REQUIREMENTS: Extract and list every line that contains the word "пункте".

[Start of INFORMATION GIVEN]

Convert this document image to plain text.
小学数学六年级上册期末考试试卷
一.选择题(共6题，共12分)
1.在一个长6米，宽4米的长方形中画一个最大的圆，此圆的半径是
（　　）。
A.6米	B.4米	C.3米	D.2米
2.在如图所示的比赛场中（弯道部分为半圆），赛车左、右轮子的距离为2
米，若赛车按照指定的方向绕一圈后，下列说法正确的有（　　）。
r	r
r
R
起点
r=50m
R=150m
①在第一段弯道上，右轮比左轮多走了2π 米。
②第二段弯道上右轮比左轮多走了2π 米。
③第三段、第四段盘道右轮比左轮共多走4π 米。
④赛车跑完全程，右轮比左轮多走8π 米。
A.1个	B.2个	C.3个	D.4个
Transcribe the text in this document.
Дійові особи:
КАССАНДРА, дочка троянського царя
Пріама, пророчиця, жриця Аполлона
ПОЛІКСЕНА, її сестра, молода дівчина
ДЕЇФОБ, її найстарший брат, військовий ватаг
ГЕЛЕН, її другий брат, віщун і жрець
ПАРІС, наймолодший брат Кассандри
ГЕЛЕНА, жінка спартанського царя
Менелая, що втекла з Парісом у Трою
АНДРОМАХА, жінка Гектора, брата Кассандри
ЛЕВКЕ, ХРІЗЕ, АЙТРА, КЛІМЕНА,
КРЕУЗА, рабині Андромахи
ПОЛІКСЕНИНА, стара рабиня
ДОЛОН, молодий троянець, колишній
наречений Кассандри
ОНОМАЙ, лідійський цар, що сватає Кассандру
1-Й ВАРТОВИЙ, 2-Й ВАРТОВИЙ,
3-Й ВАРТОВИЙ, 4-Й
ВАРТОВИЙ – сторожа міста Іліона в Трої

[End of INFORMATION GIVEN]
[Start of INFORMATION GIVEN]

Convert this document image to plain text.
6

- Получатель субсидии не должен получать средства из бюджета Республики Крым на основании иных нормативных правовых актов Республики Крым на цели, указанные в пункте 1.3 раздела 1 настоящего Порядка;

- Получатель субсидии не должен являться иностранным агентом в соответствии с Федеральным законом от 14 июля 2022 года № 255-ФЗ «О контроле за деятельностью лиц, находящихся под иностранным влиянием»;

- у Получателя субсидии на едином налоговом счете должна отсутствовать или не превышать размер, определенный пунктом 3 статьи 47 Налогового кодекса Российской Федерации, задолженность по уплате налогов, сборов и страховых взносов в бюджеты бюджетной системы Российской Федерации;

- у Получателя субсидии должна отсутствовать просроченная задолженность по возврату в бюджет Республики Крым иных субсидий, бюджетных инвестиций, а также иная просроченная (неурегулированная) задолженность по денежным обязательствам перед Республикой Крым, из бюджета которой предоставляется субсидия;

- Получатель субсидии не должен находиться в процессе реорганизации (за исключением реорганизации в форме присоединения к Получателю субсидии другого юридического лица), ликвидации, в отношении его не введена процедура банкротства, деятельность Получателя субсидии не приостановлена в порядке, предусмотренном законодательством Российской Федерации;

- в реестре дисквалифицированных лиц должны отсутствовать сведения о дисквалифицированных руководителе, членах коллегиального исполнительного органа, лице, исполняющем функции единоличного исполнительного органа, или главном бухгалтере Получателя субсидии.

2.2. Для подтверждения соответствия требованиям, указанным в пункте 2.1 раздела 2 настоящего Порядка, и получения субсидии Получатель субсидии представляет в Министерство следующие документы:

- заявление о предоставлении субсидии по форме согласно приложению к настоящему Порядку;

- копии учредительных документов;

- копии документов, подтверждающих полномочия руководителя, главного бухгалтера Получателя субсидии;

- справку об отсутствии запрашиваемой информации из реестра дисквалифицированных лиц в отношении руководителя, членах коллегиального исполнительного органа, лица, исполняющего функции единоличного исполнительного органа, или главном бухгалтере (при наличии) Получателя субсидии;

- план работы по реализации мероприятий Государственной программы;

[End of INFORMATION GIVEN]

EXERCISE RESPONSE:
- Получатель субсидии не должен получать средства из бюджета Республики Крым на основании иных нормативных правовых актов Республики Крым на цели, указанные в пункте 1.3 раздела 1 настоящего Порядка;
2.2. Для подтверждения соответствия требованиям, указанным в пункте 2.1 раздела 2 настоящего Порядка, и получения субсидии Получатель субсидии представляет в Министерство следующие документы:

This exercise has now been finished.